*** Records provided

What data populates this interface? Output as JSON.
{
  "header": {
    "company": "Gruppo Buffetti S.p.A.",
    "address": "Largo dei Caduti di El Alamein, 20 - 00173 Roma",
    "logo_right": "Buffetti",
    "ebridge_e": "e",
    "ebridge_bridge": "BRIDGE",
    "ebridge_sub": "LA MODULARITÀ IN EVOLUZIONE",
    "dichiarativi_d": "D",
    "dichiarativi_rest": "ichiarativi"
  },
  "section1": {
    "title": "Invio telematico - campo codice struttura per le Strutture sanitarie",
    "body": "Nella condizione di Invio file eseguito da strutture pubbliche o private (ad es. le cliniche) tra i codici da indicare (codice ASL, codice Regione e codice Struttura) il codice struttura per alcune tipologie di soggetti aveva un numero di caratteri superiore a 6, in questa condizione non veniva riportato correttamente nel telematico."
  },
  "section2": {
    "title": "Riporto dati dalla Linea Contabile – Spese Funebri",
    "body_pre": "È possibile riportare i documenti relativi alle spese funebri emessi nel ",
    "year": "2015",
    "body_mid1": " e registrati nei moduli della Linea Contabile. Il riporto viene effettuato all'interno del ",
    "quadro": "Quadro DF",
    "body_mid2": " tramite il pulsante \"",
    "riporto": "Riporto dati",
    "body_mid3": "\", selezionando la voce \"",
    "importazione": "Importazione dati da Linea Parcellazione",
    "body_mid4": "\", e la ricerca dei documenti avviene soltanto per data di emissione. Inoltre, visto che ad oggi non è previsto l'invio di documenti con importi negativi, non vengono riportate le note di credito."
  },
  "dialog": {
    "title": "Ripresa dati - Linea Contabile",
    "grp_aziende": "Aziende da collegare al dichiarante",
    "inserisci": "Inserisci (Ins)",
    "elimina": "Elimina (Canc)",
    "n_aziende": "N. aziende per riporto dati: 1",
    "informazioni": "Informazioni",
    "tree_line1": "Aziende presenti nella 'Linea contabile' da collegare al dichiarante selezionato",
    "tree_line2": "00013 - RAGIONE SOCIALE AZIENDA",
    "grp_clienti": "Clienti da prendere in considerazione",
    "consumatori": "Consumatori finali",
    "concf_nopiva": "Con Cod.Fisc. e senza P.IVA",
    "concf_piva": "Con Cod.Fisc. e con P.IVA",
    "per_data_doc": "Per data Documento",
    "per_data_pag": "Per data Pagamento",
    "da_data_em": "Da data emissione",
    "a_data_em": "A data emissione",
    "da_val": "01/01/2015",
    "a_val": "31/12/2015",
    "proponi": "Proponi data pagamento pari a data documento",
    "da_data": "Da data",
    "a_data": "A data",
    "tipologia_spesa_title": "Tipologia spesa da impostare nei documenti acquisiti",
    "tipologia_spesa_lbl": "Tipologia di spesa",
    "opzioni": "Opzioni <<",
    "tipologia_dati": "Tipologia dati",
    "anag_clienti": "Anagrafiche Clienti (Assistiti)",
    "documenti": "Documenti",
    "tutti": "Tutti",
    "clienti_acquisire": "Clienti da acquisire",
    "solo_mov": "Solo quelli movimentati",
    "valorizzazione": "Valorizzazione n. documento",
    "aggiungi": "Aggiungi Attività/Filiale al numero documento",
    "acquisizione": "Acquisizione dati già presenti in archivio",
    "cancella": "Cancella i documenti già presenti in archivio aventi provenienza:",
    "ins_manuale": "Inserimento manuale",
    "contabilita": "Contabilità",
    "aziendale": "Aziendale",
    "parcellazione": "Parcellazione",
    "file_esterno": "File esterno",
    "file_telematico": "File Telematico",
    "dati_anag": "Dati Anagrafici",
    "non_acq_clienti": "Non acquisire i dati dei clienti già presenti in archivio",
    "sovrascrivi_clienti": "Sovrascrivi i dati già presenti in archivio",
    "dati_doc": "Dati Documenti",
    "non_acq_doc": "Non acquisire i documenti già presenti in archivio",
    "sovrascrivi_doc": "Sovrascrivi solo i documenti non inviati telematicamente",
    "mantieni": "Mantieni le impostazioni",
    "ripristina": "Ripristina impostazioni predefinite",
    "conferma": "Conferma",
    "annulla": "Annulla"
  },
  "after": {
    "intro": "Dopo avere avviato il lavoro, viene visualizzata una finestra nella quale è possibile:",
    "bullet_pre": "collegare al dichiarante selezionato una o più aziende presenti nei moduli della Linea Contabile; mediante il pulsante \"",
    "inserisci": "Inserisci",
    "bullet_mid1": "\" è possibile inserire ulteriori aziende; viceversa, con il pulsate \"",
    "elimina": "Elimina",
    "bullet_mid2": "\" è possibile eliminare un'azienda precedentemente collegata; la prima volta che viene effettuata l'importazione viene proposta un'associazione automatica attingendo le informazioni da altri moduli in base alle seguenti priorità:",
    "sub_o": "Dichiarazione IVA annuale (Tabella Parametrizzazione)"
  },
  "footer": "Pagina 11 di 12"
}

******

◆ Exercise details ◆
Type out the full listing again, exactly as given.

◆ Exercise result ◆
What data populates this interface? Output as JSON.
{
  "header": {
    "company": "Gruppo Buffetti S.p.A.",
    "address": "Largo dei Caduti di El Alamein, 20 - 00173 Roma",
    "logo_right": "Buffetti",
    "ebridge_e": "e",
    "ebridge_bridge": "BRIDGE",
    "ebridge_sub": "LA MODULARITÀ IN EVOLUZIONE",
    "dichiarativi_d": "D",
    "dichiarativi_rest": "ichiarativi"
  },
  "section1": {
    "title": "Invio telematico - campo codice struttura per le Strutture sanitarie",
    "body": "Nella condizione di Invio file eseguito da strutture pubbliche o private (ad es. le cliniche) tra i codici da indicare (codice ASL, codice Regione e codice Struttura) il codice struttura per alcune tipologie di soggetti aveva un numero di caratteri superiore a 6, in questa condizione non veniva riportato correttamente nel telematico."
  },
  "section2": {
    "title": "Riporto dati dalla Linea Contabile – Spese Funebri",
    "body_pre": "È possibile riportare i documenti relativi alle spese funebri emessi nel ",
    "year": "2015",
    "body_mid1": " e registrati nei moduli della Linea Contabile. Il riporto viene effettuato all'interno del ",
    "quadro": "Quadro DF",
    "body_mid2": " tramite il pulsante \"",
    "riporto": "Riporto dati",
    "body_mid3": "\", selezionando la voce \"",
    "importazione": "Importazione dati da Linea Parcellazione",
    "body_mid4": "\", e la ricerca dei documenti avviene soltanto per data di emissione. Inoltre, visto che ad oggi non è previsto l'invio di documenti con importi negativi, non vengono riportate le note di credito."
  },
  "dialog": {
    "title": "Ripresa dati - Linea Contabile",
    "grp_aziende": "Aziende da collegare al dichiarante",
    "inserisci": "Inserisci (Ins)",
    "elimina": "Elimina (Canc)",
    "n_aziende": "N. aziende per riporto dati: 1",
    "informazioni": "Informazioni",
    "tree_line1": "Aziende presenti nella 'Linea contabile' da collegare al dichiarante selezionato",
    "tree_line2": "00013 - RAGIONE SOCIALE AZIENDA",
    "grp_clienti": "Clienti da prendere in considerazione",
    "consumatori": "Consumatori finali",
    "concf_nopiva": "Con Cod.Fisc. e senza P.IVA",
    "concf_piva": "Con Cod.Fisc. e con P.IVA",
    "per_data_doc": "Per data Documento",
    "per_data_pag": "Per data Pagamento",
    "da_data_em": "Da data emissione",
    "a_data_em": "A data emissione",
    "da_val": "01/01/2015",
    "a_val": "31/12/2015",
    "proponi": "Proponi data pagamento pari a data documento",
    "da_data": "Da data",
    "a_data": "A data",
    "tipologia_spesa_title": "Tipologia spesa da impostare nei documenti acquisiti",
    "tipologia_spesa_lbl": "Tipologia di spesa",
    "opzioni": "Opzioni <<",
    "tipologia_dati": "Tipologia dati",
    "anag_clienti": "Anagrafiche Clienti (Assistiti)",
    "documenti": "Documenti",
    "tutti": "Tutti",
    "clienti_acquisire": "Clienti da acquisire",
    "solo_mov": "Solo quelli movimentati",
    "valorizzazione": "Valorizzazione n. documento",
    "aggiungi": "Aggiungi Attività/Filiale al numero documento",
    "acquisizione": "Acquisizione dati già presenti in archivio",
    "cancella": "Cancella i documenti già presenti in archivio aventi provenienza:",
    "ins_manuale": "Inserimento manuale",
    "contabilita": "Contabilità",
    "aziendale": "Aziendale",
    "parcellazione": "Parcellazione",
    "file_esterno": "File esterno",
    "file_telematico": "File Telematico",
    "dati_anag": "Dati Anagrafici",
    "non_acq_clienti": "Non acquisire i dati dei clienti già presenti in archivio",
    "sovrascrivi_clienti": "Sovrascrivi i dati già presenti in archivio",
    "dati_doc": "Dati Documenti",
    "non_acq_doc": "Non acquisire i documenti già presenti in archivio",
    "sovrascrivi_doc": "Sovrascrivi solo i documenti non inviati telematicamente",
    "mantieni": "Mantieni le impostazioni",
    "ripristina": "Ripristina impostazioni predefinite",
    "conferma": "Conferma",
    "annulla": "Annulla"
  },
  "after": {
    "intro": "Dopo avere avviato il lavoro, viene visualizzata una finestra nella quale è possibile:",
    "bullet_pre": "collegare al dichiarante selezionato una o più aziende presenti nei moduli della Linea Contabile; mediante il pulsante \"",
    "inserisci": "Inserisci",
    "bullet_mid1": "\" è possibile inserire ulteriori aziende; viceversa, con il pulsate \"",
    "elimina": "Elimina",
    "bullet_mid2": "\" è possibile eliminare un'azienda precedentemente collegata; la prima volta che viene effettuata l'importazione viene proposta un'associazione automatica attingendo le informazioni da altri moduli in base alle seguenti priorità:",
    "sub_o": "Dichiarazione IVA annuale (Tabella Parametrizzazione)"
  },
  "footer": "Pagina 11 di 12"
}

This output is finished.